▶ Work required
Transcribe every line of the items below word for word, leaving out the pictures.
........
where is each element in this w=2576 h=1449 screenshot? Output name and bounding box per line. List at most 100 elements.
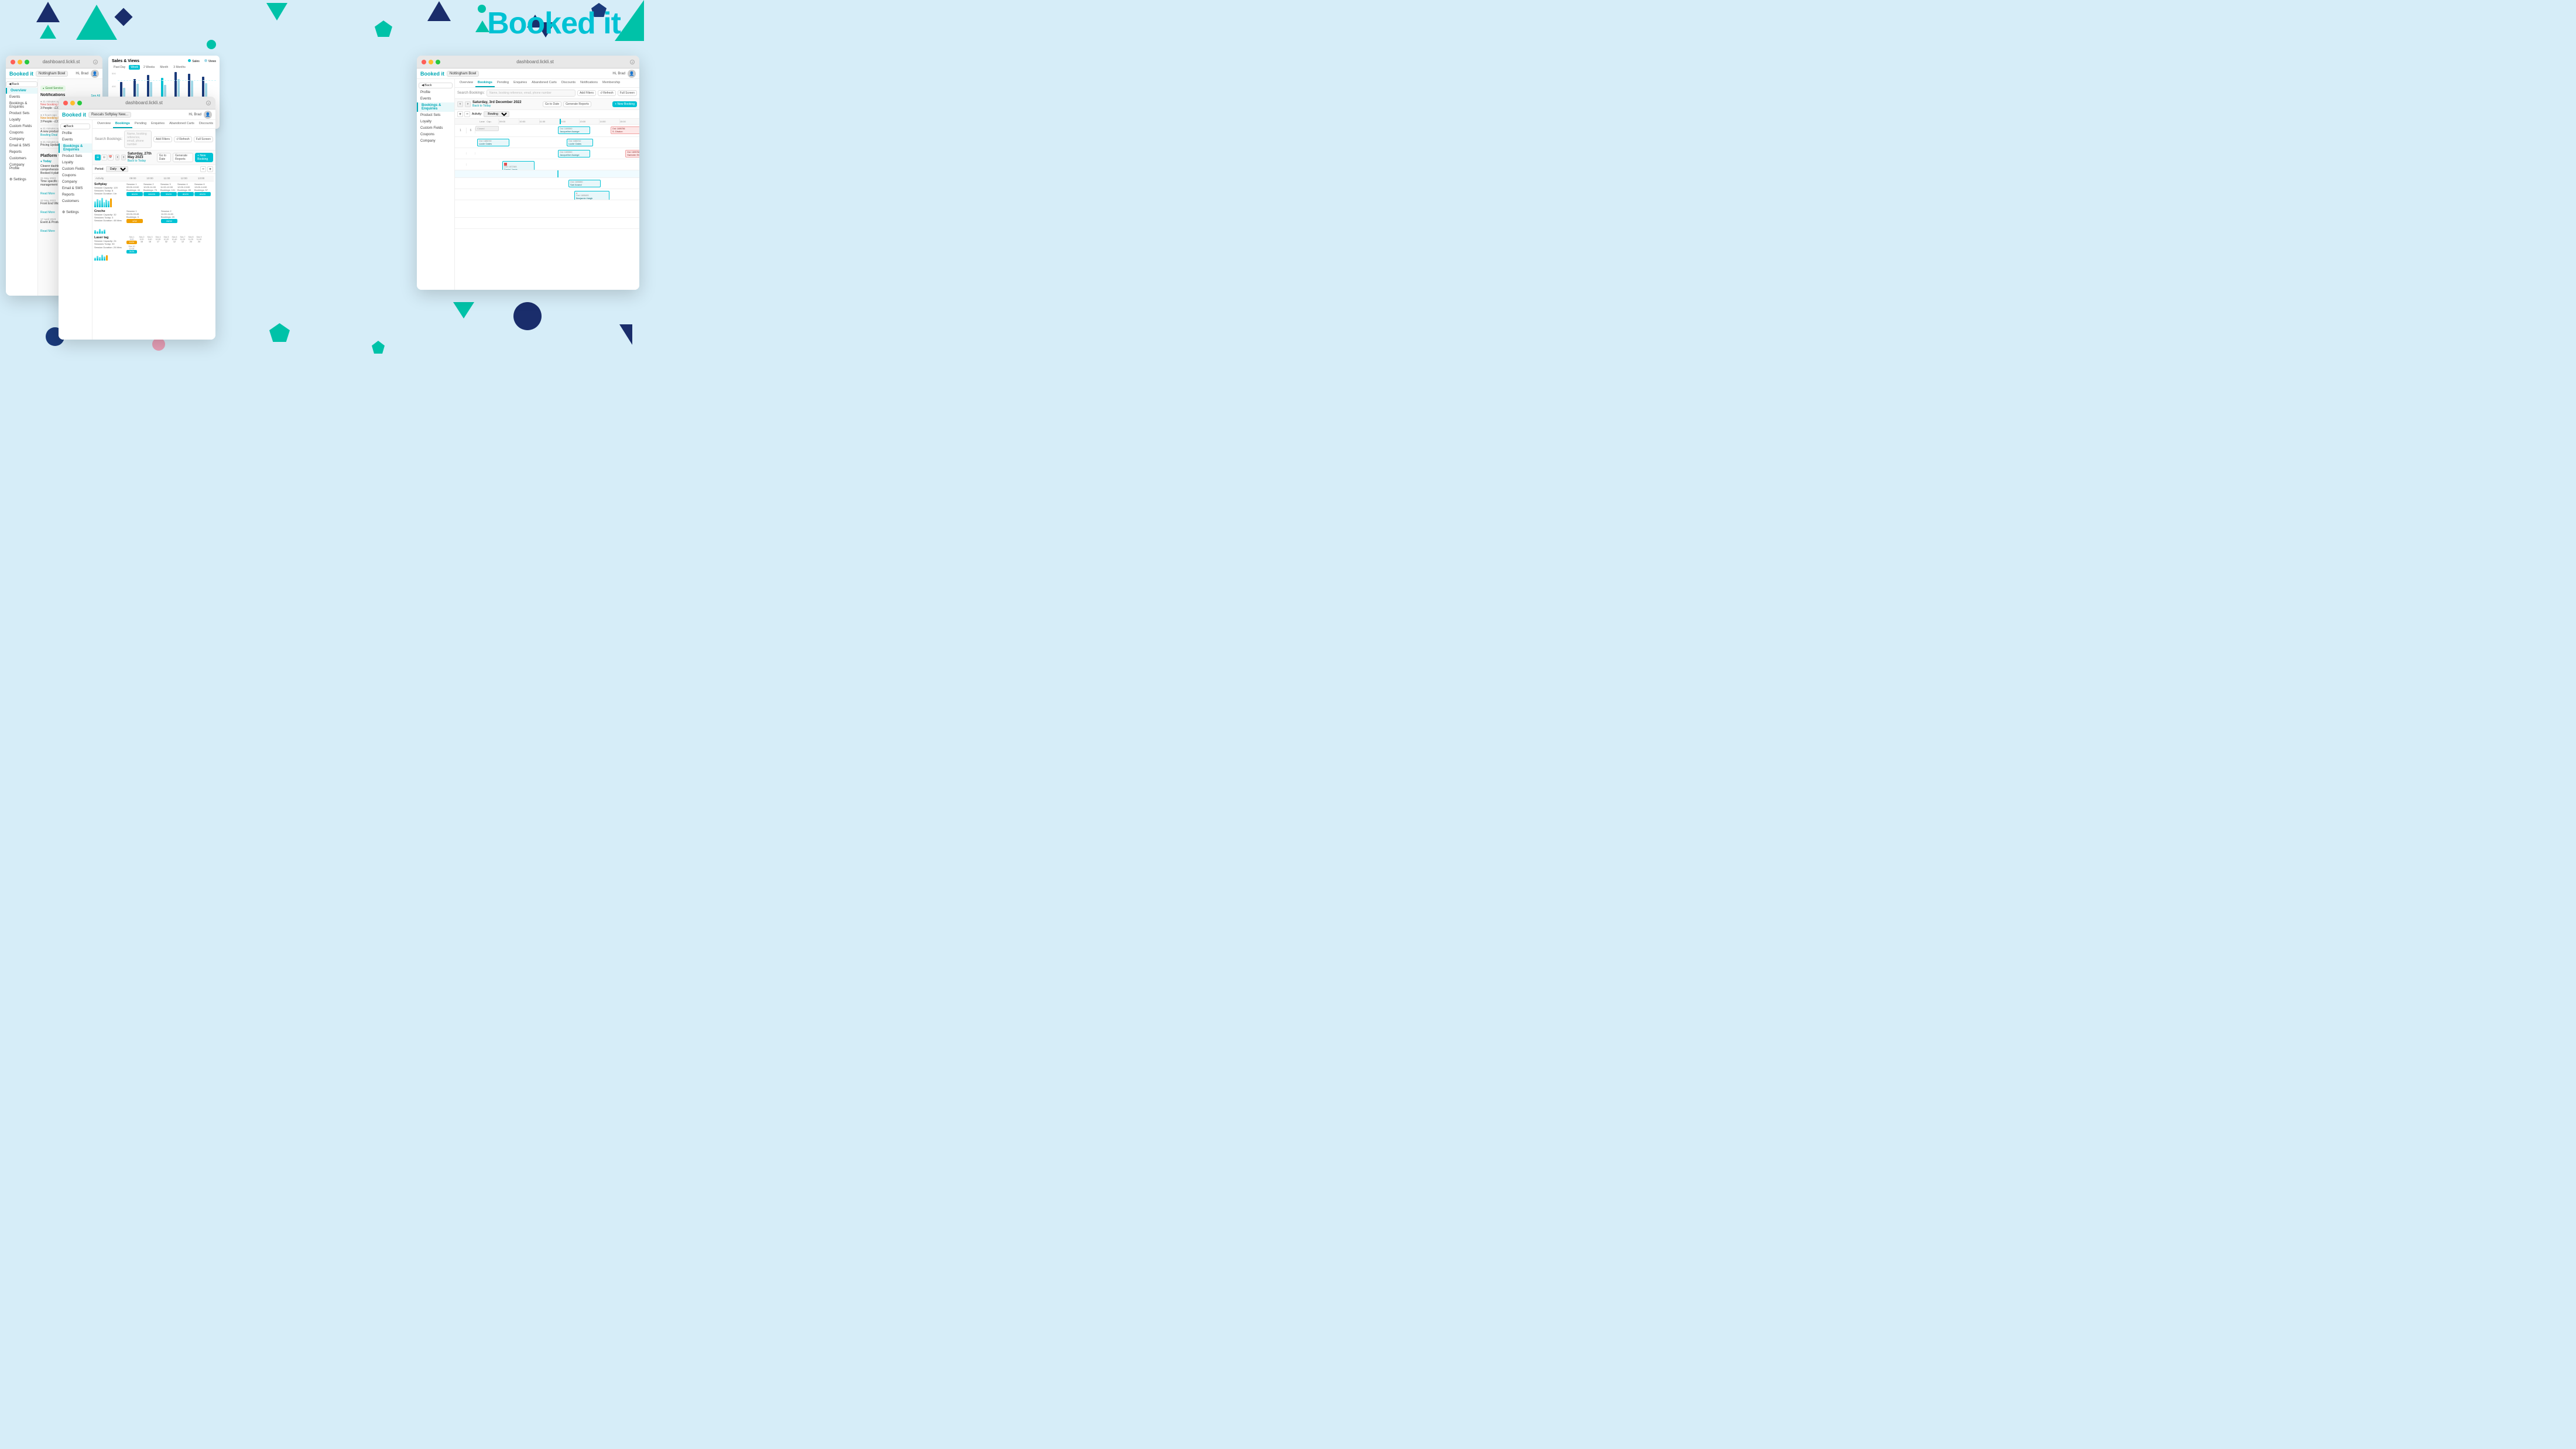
win2-min-btn[interactable] <box>70 101 75 105</box>
chart-tab-month[interactable]: Month <box>158 65 170 70</box>
win2-prev-date-btn[interactable]: ‹ <box>115 155 119 160</box>
win1-sidebar-reports[interactable]: Reports <box>6 149 37 155</box>
chart-tab-week[interactable]: Week <box>129 65 140 70</box>
win1-read-more-1[interactable]: Read More <box>40 192 55 196</box>
win3-zoom-in-btn[interactable]: + <box>457 111 463 117</box>
win3-l3-booking-1[interactable]: ● Ord: 1672345 Daniel Jarvis <box>502 161 535 170</box>
win3-sidebar-loyalty[interactable]: Loyalty <box>417 119 454 125</box>
win1-sidebar-bookings[interactable]: Bookings & Enquiries <box>6 101 37 110</box>
win3-min-btn[interactable] <box>429 60 433 64</box>
win3-fullscreen-btn[interactable]: Full Screen <box>618 90 637 96</box>
sp-s3-count[interactable]: 93/20 <box>160 192 177 196</box>
win3-venue-selector[interactable]: Nottingham Bowl <box>447 71 479 77</box>
win2-sidebar-settings[interactable]: ⚙ Settings <box>59 209 92 215</box>
win3-refresh-btn[interactable]: ↺ Refresh <box>598 90 616 96</box>
win3-tab-enquiries[interactable]: Enquiries <box>511 79 529 87</box>
win3-tab-bookings[interactable]: Bookings <box>475 79 495 87</box>
win3-add-filters-btn[interactable]: Add Filters <box>577 90 596 96</box>
win3-back-button[interactable]: ◀ Back <box>419 83 453 88</box>
win3-l4-booking-1[interactable]: Ord: 1695890 Sari Anand <box>568 180 601 187</box>
win2-sidebar-profile[interactable]: Profile <box>59 131 92 136</box>
win1-sidebar-overview[interactable]: Overview <box>6 88 37 94</box>
win2-go-to-date-btn[interactable]: Go to Date <box>157 153 171 162</box>
win1-sidebar-events[interactable]: Events <box>6 94 37 100</box>
win3-sidebar-profile[interactable]: Profile <box>417 90 454 95</box>
win2-venue-selector[interactable]: Rascals Softplay New... <box>88 112 131 118</box>
win3-l5-booking-1[interactable]: ● Ord: 1695493 Benjamin Haigh <box>574 191 609 200</box>
win3-tab-discounts[interactable]: Discounts <box>559 79 578 87</box>
win2-tab-enquiries[interactable]: Enquiries <box>149 120 167 128</box>
win2-cal-view-btn[interactable]: 📅 <box>108 155 114 160</box>
sp-s4-count[interactable]: 80/20 <box>177 192 194 196</box>
win2-zoom-in-btn[interactable]: + <box>207 166 213 172</box>
win2-sidebar-productsets[interactable]: Product Sets <box>59 153 92 159</box>
win1-sidebar-customers[interactable]: Customers <box>6 156 37 162</box>
win3-next-date-btn[interactable]: › <box>465 101 471 107</box>
win2-sidebar-bookings[interactable]: Bookings & Enquiries <box>59 143 92 153</box>
win3-l2-booking-2[interactable]: Ord: 1695756 Harinder Eh... <box>625 150 639 157</box>
win3-new-booking-btn[interactable]: + New Booking <box>612 101 637 107</box>
win2-sidebar-reports[interactable]: Reports <box>59 192 92 198</box>
win2-list-view-btn[interactable]: ☰ <box>95 155 101 160</box>
win1-read-more-2[interactable]: Read More <box>40 211 55 214</box>
win1-sidebar-settings[interactable]: ⚙ Settings <box>6 176 37 183</box>
win2-close-btn[interactable] <box>63 101 68 105</box>
win2-tab-discounts[interactable]: Discounts <box>197 120 215 128</box>
win2-grid-view-btn[interactable]: ⊞ <box>101 155 107 160</box>
win3-prev-date-btn[interactable]: ‹ <box>457 101 463 107</box>
chart-tab-3months[interactable]: 3 Months <box>172 65 187 70</box>
win2-period-select[interactable]: Daily <box>106 166 128 172</box>
win3-tab-pending[interactable]: Pending <box>495 79 511 87</box>
win2-fullscreen-btn[interactable]: Full Screen <box>194 136 213 142</box>
win3-reload-icon[interactable]: ↺ <box>630 60 635 64</box>
win3-tab-notifications[interactable]: Notifications <box>578 79 600 87</box>
win2-search-input[interactable]: Name, booking reference, email, phone nu… <box>124 131 152 148</box>
win1-sidebar-customfields[interactable]: Custom Fields <box>6 124 37 129</box>
win3-search-input[interactable]: Name, booking reference, email, phone nu… <box>487 90 576 97</box>
win3-tab-overview[interactable]: Overview <box>457 79 475 87</box>
win2-zoom-out-btn[interactable]: − <box>200 166 206 172</box>
win2-max-btn[interactable] <box>77 101 82 105</box>
cr-s1-count[interactable]: 4/32 <box>126 219 143 223</box>
lt-s10-cnt[interactable]: 24/24 <box>126 250 137 254</box>
win2-back-to-today[interactable]: Back to Today <box>128 159 155 163</box>
win3-sidebar-productsets[interactable]: Product Sets <box>417 112 454 118</box>
win1-sidebar-coupons[interactable]: Coupons <box>6 130 37 136</box>
win1-close-btn[interactable] <box>11 60 15 64</box>
win2-sidebar-events[interactable]: Events <box>59 137 92 143</box>
win3-sidebar-coupons[interactable]: Coupons <box>417 132 454 138</box>
win1-back-button[interactable]: ◀ Back <box>6 81 37 87</box>
sp-s1-count[interactable]: 60/20 <box>126 192 143 196</box>
cr-s2-count[interactable]: 28/32 <box>161 219 177 223</box>
win3-sidebar-company[interactable]: Company <box>417 138 454 144</box>
sp-s5-count[interactable]: 83/20 <box>194 192 211 196</box>
win2-next-date-btn[interactable]: › <box>121 155 125 160</box>
win3-activity-select[interactable]: Bowling <box>484 111 509 117</box>
win2-sidebar-company[interactable]: Company <box>59 179 92 185</box>
win3-l1-booking-1[interactable]: Ord: 1695590 Jacqueline Asange <box>558 126 590 134</box>
win2-sidebar-customers[interactable]: Customers <box>59 198 92 204</box>
win3-sidebar-bookings[interactable]: Bookings & Enquiries <box>417 102 454 112</box>
win1-sidebar-company[interactable]: Company <box>6 136 37 142</box>
win2-sidebar-coupons[interactable]: Coupons <box>59 173 92 179</box>
win3-tab-abandoned[interactable]: Abandoned Carts <box>529 79 559 87</box>
win1-venue-selector[interactable]: Nottingham Bowl <box>36 71 68 77</box>
win1-read-more-3[interactable]: Read More <box>40 229 55 233</box>
win3-close-btn[interactable] <box>422 60 426 64</box>
win2-new-booking-btn[interactable]: + New Booking <box>195 153 213 162</box>
win3-max-btn[interactable] <box>436 60 440 64</box>
chart-tab-pastday[interactable]: Past Day <box>112 65 127 70</box>
win2-sidebar-customfields[interactable]: Custom Fields <box>59 166 92 172</box>
win2-add-filters-btn[interactable]: Add Filters <box>153 136 172 142</box>
lt-s1-cnt[interactable]: 10/24 <box>126 241 137 244</box>
win3-sidebar-customfields[interactable]: Custom Fields <box>417 125 454 131</box>
win1-sidebar-loyalty[interactable]: Loyalty <box>6 117 37 123</box>
win3-generate-reports-btn[interactable]: Generate Reports <box>563 101 591 107</box>
win2-tab-abandoned[interactable]: Abandoned Carts <box>167 120 197 128</box>
win3-tab-membership[interactable]: Membership <box>600 79 622 87</box>
win2-reload-icon[interactable]: ↺ <box>206 101 211 105</box>
win2-back-button[interactable]: ◀ Back <box>60 124 90 129</box>
win3-zoom-out-btn[interactable]: − <box>464 111 470 117</box>
win2-sidebar-email[interactable]: Email & SMS <box>59 186 92 191</box>
win3-l1b-booking-liz[interactable]: Ord: 1686745 Lizzie Oates <box>477 139 509 146</box>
........
▶ Solution
where is each element in this w=2576 h=1449 screenshot? Output name and bounding box per line. List at most 100 elements.
win2-min-btn[interactable] <box>70 101 75 105</box>
chart-tab-month[interactable]: Month <box>158 65 170 70</box>
win2-prev-date-btn[interactable]: ‹ <box>115 155 119 160</box>
win1-sidebar-reports[interactable]: Reports <box>6 149 37 155</box>
chart-tab-week[interactable]: Week <box>129 65 140 70</box>
win1-read-more-1[interactable]: Read More <box>40 192 55 196</box>
win3-zoom-in-btn[interactable]: + <box>457 111 463 117</box>
win3-l3-booking-1[interactable]: ● Ord: 1672345 Daniel Jarvis <box>502 161 535 170</box>
win3-sidebar-loyalty[interactable]: Loyalty <box>417 119 454 125</box>
win1-sidebar-bookings[interactable]: Bookings & Enquiries <box>6 101 37 110</box>
win3-min-btn[interactable] <box>429 60 433 64</box>
win3-fullscreen-btn[interactable]: Full Screen <box>618 90 637 96</box>
sp-s3-count[interactable]: 93/20 <box>160 192 177 196</box>
win3-venue-selector[interactable]: Nottingham Bowl <box>447 71 479 77</box>
win2-sidebar-settings[interactable]: ⚙ Settings <box>59 209 92 215</box>
win3-refresh-btn[interactable]: ↺ Refresh <box>598 90 616 96</box>
win3-tab-enquiries[interactable]: Enquiries <box>511 79 529 87</box>
win3-tab-bookings[interactable]: Bookings <box>475 79 495 87</box>
win3-add-filters-btn[interactable]: Add Filters <box>577 90 596 96</box>
win3-back-button[interactable]: ◀ Back <box>419 83 453 88</box>
win3-l4-booking-1[interactable]: Ord: 1695890 Sari Anand <box>568 180 601 187</box>
win2-sidebar-profile[interactable]: Profile <box>59 131 92 136</box>
win1-sidebar-overview[interactable]: Overview <box>6 88 37 94</box>
win2-go-to-date-btn[interactable]: Go to Date <box>157 153 171 162</box>
win1-sidebar-events[interactable]: Events <box>6 94 37 100</box>
win3-sidebar-profile[interactable]: Profile <box>417 90 454 95</box>
win2-venue-selector[interactable]: Rascals Softplay New... <box>88 112 131 118</box>
win3-l5-booking-1[interactable]: ● Ord: 1695493 Benjamin Haigh <box>574 191 609 200</box>
win3-tab-discounts[interactable]: Discounts <box>559 79 578 87</box>
win2-tab-enquiries[interactable]: Enquiries <box>149 120 167 128</box>
win2-cal-view-btn[interactable]: 📅 <box>108 155 114 160</box>
sp-s4-count[interactable]: 80/20 <box>177 192 194 196</box>
win2-zoom-in-btn[interactable]: + <box>207 166 213 172</box>
win2-sidebar-productsets[interactable]: Product Sets <box>59 153 92 159</box>
win1-sidebar-customers[interactable]: Customers <box>6 156 37 162</box>
win3-next-date-btn[interactable]: › <box>465 101 471 107</box>
win2-sidebar-bookings[interactable]: Bookings & Enquiries <box>59 143 92 153</box>
win3-l2-booking-2[interactable]: Ord: 1695756 Harinder Eh... <box>625 150 639 157</box>
win3-new-booking-btn[interactable]: + New Booking <box>612 101 637 107</box>
win2-sidebar-reports[interactable]: Reports <box>59 192 92 198</box>
win2-list-view-btn[interactable]: ☰ <box>95 155 101 160</box>
win1-read-more-2[interactable]: Read More <box>40 211 55 214</box>
win1-sidebar-settings[interactable]: ⚙ Settings <box>6 176 37 183</box>
win2-close-btn[interactable] <box>63 101 68 105</box>
win2-tab-discounts[interactable]: Discounts <box>197 120 215 128</box>
win2-grid-view-btn[interactable]: ⊞ <box>101 155 107 160</box>
win3-prev-date-btn[interactable]: ‹ <box>457 101 463 107</box>
chart-tab-3months[interactable]: 3 Months <box>172 65 187 70</box>
win2-period-select[interactable]: Daily <box>106 166 128 172</box>
win3-tab-pending[interactable]: Pending <box>495 79 511 87</box>
win2-fullscreen-btn[interactable]: Full Screen <box>194 136 213 142</box>
win3-reload-icon[interactable]: ↺ <box>630 60 635 64</box>
win3-tab-notifications[interactable]: Notifications <box>578 79 600 87</box>
win2-search-input[interactable]: Name, booking reference, email, phone nu… <box>124 131 152 148</box>
win1-sidebar-customfields[interactable]: Custom Fields <box>6 124 37 129</box>
win3-search-input[interactable]: Name, booking reference, email, phone nu… <box>487 90 576 97</box>
win3-tab-overview[interactable]: Overview <box>457 79 475 87</box>
win2-zoom-out-btn[interactable]: − <box>200 166 206 172</box>
win2-max-btn[interactable] <box>77 101 82 105</box>
cr-s1-count[interactable]: 4/32 <box>126 219 143 223</box>
lt-s10-cnt[interactable]: 24/24 <box>126 250 137 254</box>
win2-back-to-today[interactable]: Back to Today <box>128 159 155 163</box>
win3-sidebar-productsets[interactable]: Product Sets <box>417 112 454 118</box>
win1-sidebar-coupons[interactable]: Coupons <box>6 130 37 136</box>
win1-close-btn[interactable] <box>11 60 15 64</box>
win2-sidebar-events[interactable]: Events <box>59 137 92 143</box>
win3-sidebar-coupons[interactable]: Coupons <box>417 132 454 138</box>
win1-back-button[interactable]: ◀ Back <box>6 81 37 87</box>
sp-s1-count[interactable]: 60/20 <box>126 192 143 196</box>
cr-s2-count[interactable]: 28/32 <box>161 219 177 223</box>
win3-sidebar-company[interactable]: Company <box>417 138 454 144</box>
sp-s5-count[interactable]: 83/20 <box>194 192 211 196</box>
win2-next-date-btn[interactable]: › <box>121 155 125 160</box>
win3-activity-select[interactable]: Bowling <box>484 111 509 117</box>
win2-sidebar-company[interactable]: Company <box>59 179 92 185</box>
win3-l1-booking-1[interactable]: Ord: 1695590 Jacqueline Asange <box>558 126 590 134</box>
win2-sidebar-customers[interactable]: Customers <box>59 198 92 204</box>
win3-sidebar-bookings[interactable]: Bookings & Enquiries <box>417 102 454 112</box>
win1-sidebar-company[interactable]: Company <box>6 136 37 142</box>
win2-sidebar-coupons[interactable]: Coupons <box>59 173 92 179</box>
win3-tab-abandoned[interactable]: Abandoned Carts <box>529 79 559 87</box>
win1-venue-selector[interactable]: Nottingham Bowl <box>36 71 68 77</box>
win1-read-more-3[interactable]: Read More <box>40 229 55 233</box>
win3-close-btn[interactable] <box>422 60 426 64</box>
win2-new-booking-btn[interactable]: + New Booking <box>195 153 213 162</box>
win3-max-btn[interactable] <box>436 60 440 64</box>
chart-tab-pastday[interactable]: Past Day <box>112 65 127 70</box>
win2-sidebar-customfields[interactable]: Custom Fields <box>59 166 92 172</box>
win2-add-filters-btn[interactable]: Add Filters <box>153 136 172 142</box>
lt-s1-cnt[interactable]: 10/24 <box>126 241 137 244</box>
win3-sidebar-customfields[interactable]: Custom Fields <box>417 125 454 131</box>
win1-sidebar-loyalty[interactable]: Loyalty <box>6 117 37 123</box>
win3-generate-reports-btn[interactable]: Generate Reports <box>563 101 591 107</box>
win2-tab-abandoned[interactable]: Abandoned Carts <box>167 120 197 128</box>
win3-tab-membership[interactable]: Membership <box>600 79 622 87</box>
win2-reload-icon[interactable]: ↺ <box>206 101 211 105</box>
win2-back-button[interactable]: ◀ Back <box>60 124 90 129</box>
win3-zoom-out-btn[interactable]: − <box>464 111 470 117</box>
win2-sidebar-email[interactable]: Email & SMS <box>59 186 92 191</box>
win3-l1b-booking-liz[interactable]: Ord: 1686745 Lizzie Oates <box>477 139 509 146</box>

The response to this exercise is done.